→ **Prompt**
Gather, from the listing beneath this task, every line holding the string "color".
[start of Given entries]
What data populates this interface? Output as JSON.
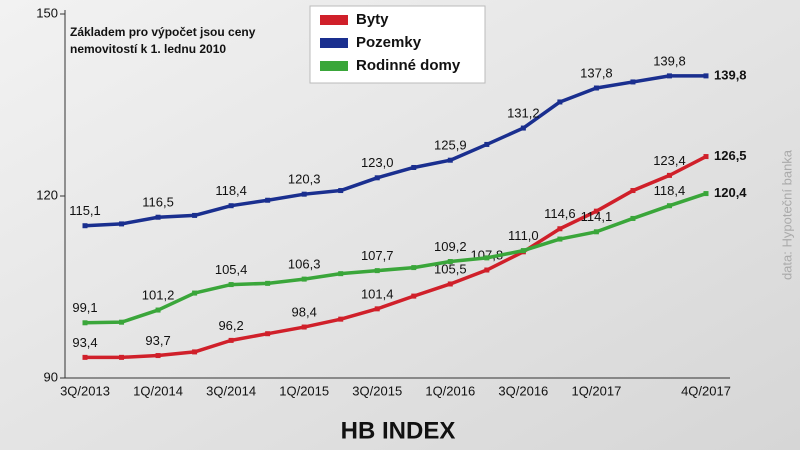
{
  "chart_data": {
    "type": "line",
    "title": "HB INDEX",
    "annotation": [
      "Základem pro výpočet jsou ceny",
      "nemovitostí k 1. lednu 2010"
    ],
    "source": "data: Hypoteční banka",
    "categories": [
      "3Q/2013",
      null,
      "1Q/2014",
      null,
      "3Q/2014",
      null,
      "1Q/2015",
      null,
      "3Q/2015",
      null,
      "1Q/2016",
      null,
      "3Q/2016",
      null,
      "1Q/2017",
      null,
      null,
      "4Q/2017"
    ],
    "ylim": [
      90,
      150
    ],
    "yticks": [
      90,
      120,
      150
    ],
    "grid": false,
    "legend": "top",
    "series": [
      {
        "name": "Byty",
        "color": "#d0202a",
        "values": [
          93.4,
          93.4,
          93.7,
          94.3,
          96.2,
          97.3,
          98.4,
          99.7,
          101.4,
          103.5,
          105.5,
          107.8,
          110.8,
          114.6,
          117.5,
          120.9,
          123.4,
          126.5
        ],
        "value_labels": [
          "93,4",
          null,
          "93,7",
          null,
          "96,2",
          null,
          "98,4",
          null,
          "101,4",
          null,
          "105,5",
          "107,8",
          null,
          "114,6",
          null,
          null,
          "123,4",
          "126,5"
        ]
      },
      {
        "name": "Pozemky",
        "color": "#1a2f8f",
        "values": [
          115.1,
          115.4,
          116.5,
          116.8,
          118.4,
          119.3,
          120.3,
          120.9,
          123.0,
          124.7,
          125.9,
          128.5,
          131.2,
          135.5,
          137.8,
          138.8,
          139.8,
          139.8
        ],
        "value_labels": [
          "115,1",
          null,
          "116,5",
          null,
          "118,4",
          null,
          "120,3",
          null,
          "123,0",
          null,
          "125,9",
          null,
          "131,2",
          null,
          "137,8",
          null,
          "139,8",
          "139,8"
        ]
      },
      {
        "name": "Rodinné domy",
        "color": "#3aa63a",
        "values": [
          99.1,
          99.2,
          101.2,
          104.0,
          105.4,
          105.6,
          106.3,
          107.2,
          107.7,
          108.2,
          109.2,
          109.8,
          111.0,
          112.9,
          114.1,
          116.3,
          118.4,
          120.4
        ],
        "value_labels": [
          "99,1",
          null,
          "101,2",
          null,
          "105,4",
          null,
          "106,3",
          null,
          "107,7",
          null,
          "109,2",
          null,
          "111,0",
          null,
          "114,1",
          null,
          "118,4",
          "120,4"
        ]
      }
    ]
  }
}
[end of Given entries]
→ **Task answer**
        "color": "#d0202a",
        "color": "#1a2f8f",
        "color": "#3aa63a",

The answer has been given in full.